▶ [Directions]:
Return each line that holds the word "本周铜版纸价格上涨".

▶ [Dataset items]:
---
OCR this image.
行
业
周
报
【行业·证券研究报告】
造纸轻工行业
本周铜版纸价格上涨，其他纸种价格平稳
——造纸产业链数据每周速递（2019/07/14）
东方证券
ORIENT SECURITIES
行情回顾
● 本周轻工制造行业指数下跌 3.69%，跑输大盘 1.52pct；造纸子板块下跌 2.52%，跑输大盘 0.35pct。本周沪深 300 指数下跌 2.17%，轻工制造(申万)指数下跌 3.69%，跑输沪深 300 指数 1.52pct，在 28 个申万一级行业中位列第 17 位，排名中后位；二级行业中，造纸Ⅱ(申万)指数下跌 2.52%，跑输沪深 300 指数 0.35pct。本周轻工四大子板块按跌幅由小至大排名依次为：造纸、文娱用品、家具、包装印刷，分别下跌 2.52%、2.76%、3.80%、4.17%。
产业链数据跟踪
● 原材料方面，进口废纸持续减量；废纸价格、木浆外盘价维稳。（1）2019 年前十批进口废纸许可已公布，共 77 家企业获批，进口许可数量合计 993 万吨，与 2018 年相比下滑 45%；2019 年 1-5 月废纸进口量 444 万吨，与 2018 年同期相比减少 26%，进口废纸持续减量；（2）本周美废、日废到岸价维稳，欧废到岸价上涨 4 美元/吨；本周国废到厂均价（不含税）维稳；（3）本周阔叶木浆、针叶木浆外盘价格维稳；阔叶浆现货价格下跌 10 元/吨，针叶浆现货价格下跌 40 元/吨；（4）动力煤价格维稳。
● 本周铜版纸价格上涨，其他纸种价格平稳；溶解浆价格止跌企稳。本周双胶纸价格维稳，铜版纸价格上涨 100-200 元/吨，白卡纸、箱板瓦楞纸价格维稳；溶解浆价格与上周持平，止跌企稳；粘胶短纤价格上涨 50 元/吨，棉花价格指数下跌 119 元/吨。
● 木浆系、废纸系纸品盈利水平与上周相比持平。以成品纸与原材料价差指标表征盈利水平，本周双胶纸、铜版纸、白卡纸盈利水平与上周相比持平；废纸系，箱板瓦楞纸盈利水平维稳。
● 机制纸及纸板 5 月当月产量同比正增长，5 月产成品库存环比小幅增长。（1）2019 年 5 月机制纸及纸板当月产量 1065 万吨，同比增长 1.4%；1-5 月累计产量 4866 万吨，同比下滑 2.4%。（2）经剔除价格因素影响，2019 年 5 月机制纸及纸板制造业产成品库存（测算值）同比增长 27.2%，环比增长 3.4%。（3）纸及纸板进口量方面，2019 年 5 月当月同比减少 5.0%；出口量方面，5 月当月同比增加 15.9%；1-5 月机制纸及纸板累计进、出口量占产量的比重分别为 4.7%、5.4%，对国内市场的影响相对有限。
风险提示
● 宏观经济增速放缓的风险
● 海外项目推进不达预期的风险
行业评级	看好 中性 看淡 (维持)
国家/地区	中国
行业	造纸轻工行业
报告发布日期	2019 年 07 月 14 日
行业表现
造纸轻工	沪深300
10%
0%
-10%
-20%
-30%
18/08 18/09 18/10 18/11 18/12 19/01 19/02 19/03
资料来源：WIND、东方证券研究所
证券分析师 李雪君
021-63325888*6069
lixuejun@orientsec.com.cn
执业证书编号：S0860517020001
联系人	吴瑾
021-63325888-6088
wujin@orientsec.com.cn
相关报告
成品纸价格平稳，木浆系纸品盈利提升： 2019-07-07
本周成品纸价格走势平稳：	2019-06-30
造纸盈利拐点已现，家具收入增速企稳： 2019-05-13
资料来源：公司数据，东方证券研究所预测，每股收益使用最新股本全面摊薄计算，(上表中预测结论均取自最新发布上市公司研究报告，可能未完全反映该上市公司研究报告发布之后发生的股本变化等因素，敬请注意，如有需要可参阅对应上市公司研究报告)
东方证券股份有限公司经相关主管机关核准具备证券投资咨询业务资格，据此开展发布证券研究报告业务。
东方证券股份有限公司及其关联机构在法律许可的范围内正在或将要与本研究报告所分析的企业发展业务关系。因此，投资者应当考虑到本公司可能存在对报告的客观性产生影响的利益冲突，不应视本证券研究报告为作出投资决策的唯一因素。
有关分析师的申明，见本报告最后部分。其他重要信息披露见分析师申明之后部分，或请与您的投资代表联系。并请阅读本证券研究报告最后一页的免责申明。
---
▶ [Written reply]:
本周铜版纸价格上涨，其他纸种价格平稳
● 本周铜版纸价格上涨，其他纸种价格平稳；溶解浆价格止跌企稳。本周双胶纸价格维稳，铜版纸价格上涨 100-200 元/吨，白卡纸、箱板瓦楞纸价格维稳；溶解浆价格与上周持平，止跌企稳；粘胶短纤价格上涨 50 元/吨，棉花价格指数下跌 119 元/吨。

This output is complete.